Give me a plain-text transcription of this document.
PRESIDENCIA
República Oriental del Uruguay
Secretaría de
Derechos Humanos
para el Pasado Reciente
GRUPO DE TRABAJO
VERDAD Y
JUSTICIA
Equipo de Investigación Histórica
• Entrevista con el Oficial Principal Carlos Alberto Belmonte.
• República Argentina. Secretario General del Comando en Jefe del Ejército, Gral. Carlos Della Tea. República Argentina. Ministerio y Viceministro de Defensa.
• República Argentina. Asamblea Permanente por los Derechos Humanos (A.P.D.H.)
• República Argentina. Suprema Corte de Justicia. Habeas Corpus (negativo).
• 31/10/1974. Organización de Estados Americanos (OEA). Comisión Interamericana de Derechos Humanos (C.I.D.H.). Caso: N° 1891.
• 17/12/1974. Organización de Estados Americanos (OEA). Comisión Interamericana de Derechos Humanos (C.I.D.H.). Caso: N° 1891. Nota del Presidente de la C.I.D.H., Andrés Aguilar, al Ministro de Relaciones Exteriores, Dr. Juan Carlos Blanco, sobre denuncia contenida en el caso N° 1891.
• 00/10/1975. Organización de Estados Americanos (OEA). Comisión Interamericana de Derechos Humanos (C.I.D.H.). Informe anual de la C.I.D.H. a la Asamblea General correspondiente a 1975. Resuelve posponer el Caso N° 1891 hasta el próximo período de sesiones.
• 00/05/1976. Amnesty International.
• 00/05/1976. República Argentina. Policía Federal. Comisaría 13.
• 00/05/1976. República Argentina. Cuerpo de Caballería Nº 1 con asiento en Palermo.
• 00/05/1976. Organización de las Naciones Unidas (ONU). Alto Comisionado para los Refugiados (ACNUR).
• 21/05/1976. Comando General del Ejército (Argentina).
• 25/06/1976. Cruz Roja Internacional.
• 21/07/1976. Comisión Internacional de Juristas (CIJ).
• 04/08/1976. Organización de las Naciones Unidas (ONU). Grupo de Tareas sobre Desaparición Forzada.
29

┄┄┄┄┄┄┄┄┄┄

Work instructions:
Write the entries again, exactly as they stand.

Complete output:
Give me a plain-text transcription of this document.
PRESIDENCIA
República Oriental del Uruguay
Secretaría de
Derechos Humanos
para el Pasado Reciente
GRUPO DE TRABAJO
VERDAD Y
JUSTICIA
Equipo de Investigación Histórica
• Entrevista con el Oficial Principal Carlos Alberto Belmonte.
• República Argentina. Secretario General del Comando en Jefe del Ejército, Gral. Carlos Della Tea. República Argentina. Ministerio y Viceministro de Defensa.
• República Argentina. Asamblea Permanente por los Derechos Humanos (A.P.D.H.)
• República Argentina. Suprema Corte de Justicia. Habeas Corpus (negativo).
• 31/10/1974. Organización de Estados Americanos (OEA). Comisión Interamericana de Derechos Humanos (C.I.D.H.). Caso: N° 1891.
• 17/12/1974. Organización de Estados Americanos (OEA). Comisión Interamericana de Derechos Humanos (C.I.D.H.). Caso: N° 1891. Nota del Presidente de la C.I.D.H., Andrés Aguilar, al Ministro de Relaciones Exteriores, Dr. Juan Carlos Blanco, sobre denuncia contenida en el caso N° 1891.
• 00/10/1975. Organización de Estados Americanos (OEA). Comisión Interamericana de Derechos Humanos (C.I.D.H.). Informe anual de la C.I.D.H. a la Asamblea General correspondiente a 1975. Resuelve posponer el Caso N° 1891 hasta el próximo período de sesiones.
• 00/05/1976. Amnesty International.
• 00/05/1976. República Argentina. Policía Federal. Comisaría 13.
• 00/05/1976. República Argentina. Cuerpo de Caballería Nº 1 con asiento en Palermo.
• 00/05/1976. Organización de las Naciones Unidas (ONU). Alto Comisionado para los Refugiados (ACNUR).
• 21/05/1976. Comando General del Ejército (Argentina).
• 25/06/1976. Cruz Roja Internacional.
• 21/07/1976. Comisión Internacional de Juristas (CIJ).
• 04/08/1976. Organización de las Naciones Unidas (ONU). Grupo de Tareas sobre Desaparición Forzada.
29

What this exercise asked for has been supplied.